→ **Task requirements**
Repeat each record exactly as written, and drop any images.

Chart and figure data
++++++++
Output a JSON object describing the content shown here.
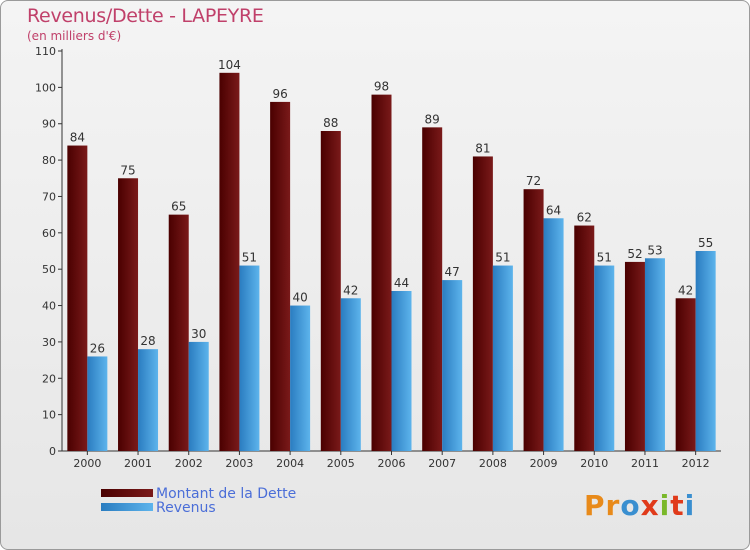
{
  "header": {
    "title": "Revenus/Dette - LAPEYRE",
    "subtitle": "(en milliers d'€)"
  },
  "legend": [
    {
      "label": "Montant de la Dette",
      "color": "#6b1010"
    },
    {
      "label": "Revenus",
      "color": "#3a9ad8"
    }
  ],
  "logo": {
    "text": "Proxiti",
    "letters": [
      "P",
      "r",
      "o",
      "x",
      "i",
      "t",
      "i"
    ],
    "colors": [
      "#e88a1a",
      "#e88a1a",
      "#3a8fd0",
      "#e03a1a",
      "#7ab82a",
      "#e03a1a",
      "#3a8fd0"
    ]
  },
  "chart_data": {
    "type": "bar",
    "categories": [
      "2000",
      "2001",
      "2002",
      "2003",
      "2004",
      "2005",
      "2006",
      "2007",
      "2008",
      "2009",
      "2010",
      "2011",
      "2012"
    ],
    "series": [
      {
        "name": "Montant de la Dette",
        "color": "#6b1010",
        "values": [
          84,
          75,
          65,
          104,
          96,
          88,
          98,
          89,
          81,
          72,
          62,
          52,
          42
        ]
      },
      {
        "name": "Revenus",
        "color": "#3a9ad8",
        "values": [
          26,
          28,
          30,
          51,
          40,
          42,
          44,
          47,
          51,
          64,
          51,
          53,
          55
        ]
      }
    ],
    "title": "Revenus/Dette - LAPEYRE",
    "ylabel": "(en milliers d'€)",
    "ylim": [
      0,
      110
    ],
    "yticks": [
      0,
      10,
      20,
      30,
      40,
      50,
      60,
      70,
      80,
      90,
      100,
      110
    ],
    "grid": false,
    "legend_position": "bottom-left"
  }
}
++++++++
→ **Complete response**
Output a JSON object describing the content shown here.
{
  "header": {
    "title": "Revenus/Dette - LAPEYRE",
    "subtitle": "(en milliers d'€)"
  },
  "legend": [
    {
      "label": "Montant de la Dette",
      "color": "#6b1010"
    },
    {
      "label": "Revenus",
      "color": "#3a9ad8"
    }
  ],
  "logo": {
    "text": "Proxiti",
    "letters": [
      "P",
      "r",
      "o",
      "x",
      "i",
      "t",
      "i"
    ],
    "colors": [
      "#e88a1a",
      "#e88a1a",
      "#3a8fd0",
      "#e03a1a",
      "#7ab82a",
      "#e03a1a",
      "#3a8fd0"
    ]
  },
  "chart_data": {
    "type": "bar",
    "categories": [
      "2000",
      "2001",
      "2002",
      "2003",
      "2004",
      "2005",
      "2006",
      "2007",
      "2008",
      "2009",
      "2010",
      "2011",
      "2012"
    ],
    "series": [
      {
        "name": "Montant de la Dette",
        "color": "#6b1010",
        "values": [
          84,
          75,
          65,
          104,
          96,
          88,
          98,
          89,
          81,
          72,
          62,
          52,
          42
        ]
      },
      {
        "name": "Revenus",
        "color": "#3a9ad8",
        "values": [
          26,
          28,
          30,
          51,
          40,
          42,
          44,
          47,
          51,
          64,
          51,
          53,
          55
        ]
      }
    ],
    "title": "Revenus/Dette - LAPEYRE",
    "ylabel": "(en milliers d'€)",
    "ylim": [
      0,
      110
    ],
    "yticks": [
      0,
      10,
      20,
      30,
      40,
      50,
      60,
      70,
      80,
      90,
      100,
      110
    ],
    "grid": false,
    "legend_position": "bottom-left"
  }
}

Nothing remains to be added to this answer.